Exercise:
Identify, in the records below, every line where the string "description" appears, and copy each such line.
==================================================
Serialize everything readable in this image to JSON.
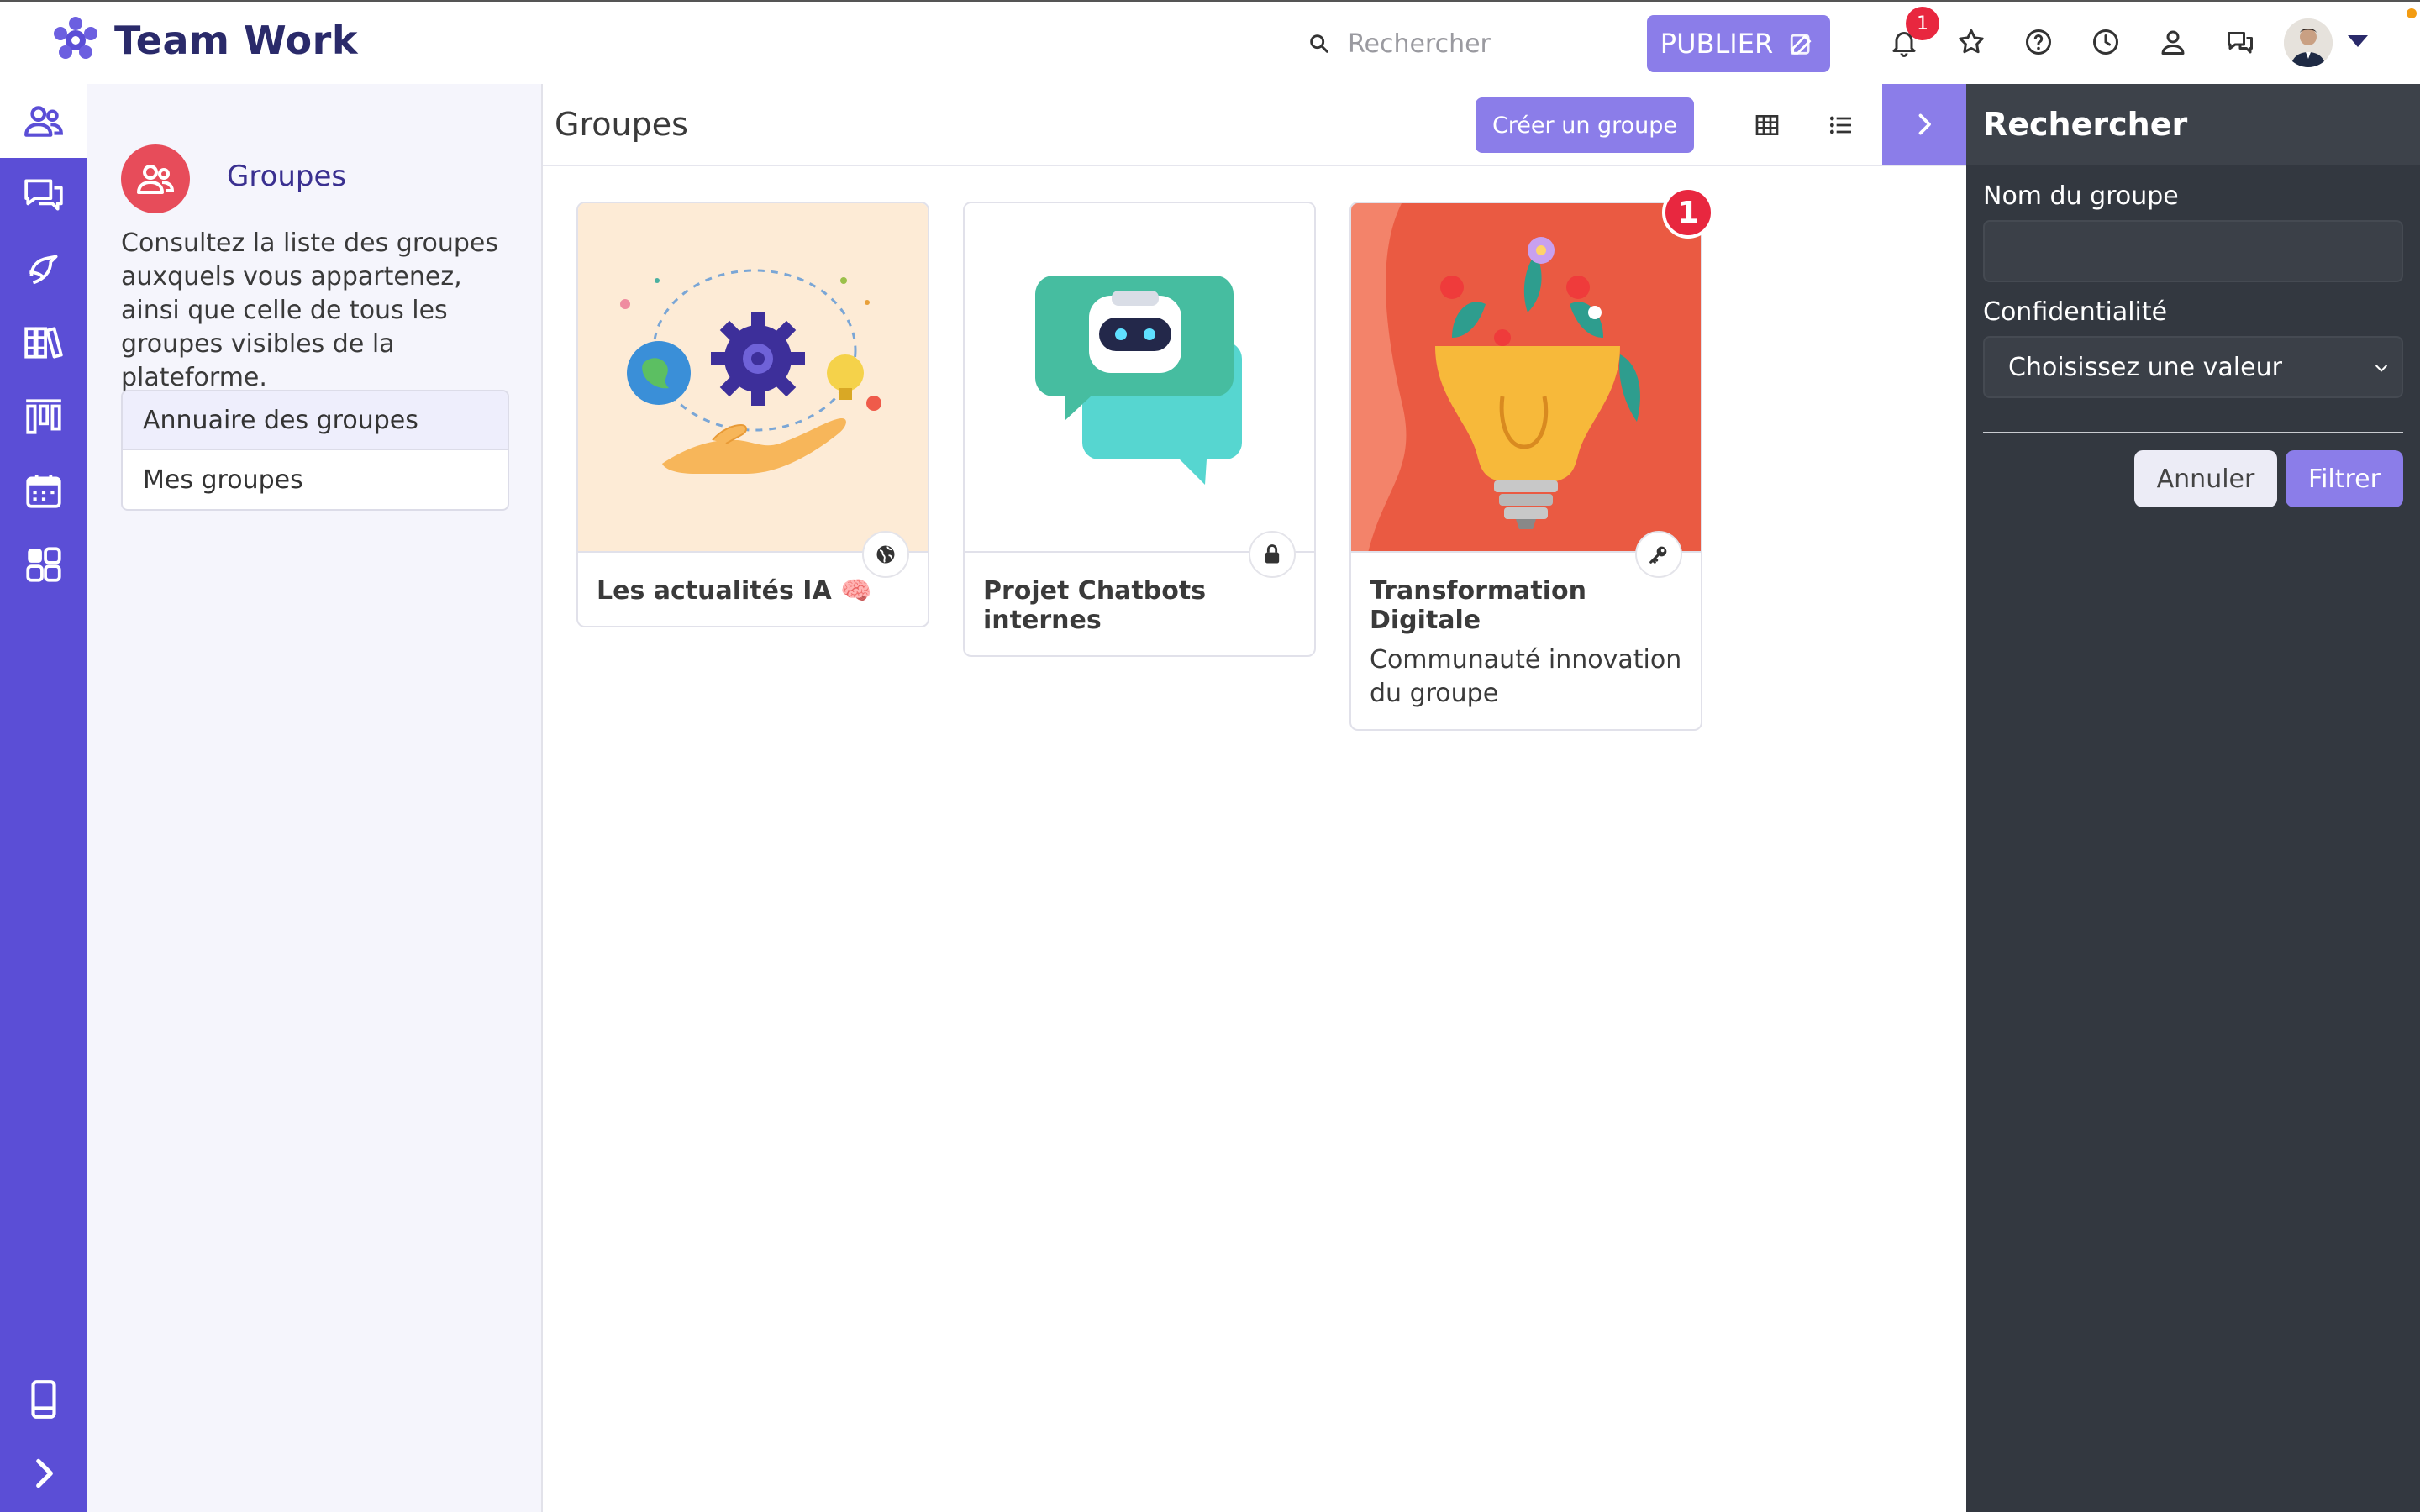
{
  "app": {
    "title": "Team Work"
  },
  "header": {
    "search_placeholder": "Rechercher",
    "publish_label": "PUBLIER",
    "notifications_count": "1",
    "icons": [
      "bell-icon",
      "star-icon",
      "help-icon",
      "clock-icon",
      "user-icon",
      "chat-icon"
    ]
  },
  "rail": {
    "items": [
      "groups-icon",
      "discussions-icon",
      "activity-icon",
      "library-icon",
      "board-icon",
      "calendar-icon",
      "apps-icon"
    ],
    "bottom": [
      "mobile-icon",
      "expand-icon"
    ]
  },
  "section": {
    "title": "Groupes",
    "description": "Consultez la liste des groupes auxquels vous appartenez, ainsi que celle de tous les groupes visibles de la plateforme.",
    "menu": [
      "Annuaire des groupes",
      "Mes groupes"
    ]
  },
  "main": {
    "title": "Groupes",
    "create_label": "Créer un groupe",
    "groups": [
      {
        "name": "Les actualités IA 🧠",
        "description": "",
        "privacy": "globe-icon"
      },
      {
        "name": "Projet Chatbots internes",
        "description": "",
        "privacy": "lock-icon"
      },
      {
        "name": "Transformation Digitale",
        "description": "Communauté innovation du groupe",
        "privacy": "key-icon",
        "badge": "1"
      }
    ]
  },
  "filter": {
    "title": "Rechercher",
    "name_label": "Nom du groupe",
    "name_value": "",
    "privacy_label": "Confidentialité",
    "privacy_value": "Choisissez une valeur",
    "cancel_label": "Annuler",
    "filter_label": "Filtrer"
  },
  "colors": {
    "accent": "#8b7de9",
    "rail": "#5b4ed6",
    "badge": "#e8273f",
    "panel": "#333840"
  }
}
==================================================
Reply to the task:
    "description": "Consultez la liste des groupes auxquels vous appartenez, ainsi que celle de tous les groupes visibles de la plateforme.",
        "description": "",
        "description": "",
        "description": "Communauté innovation du groupe",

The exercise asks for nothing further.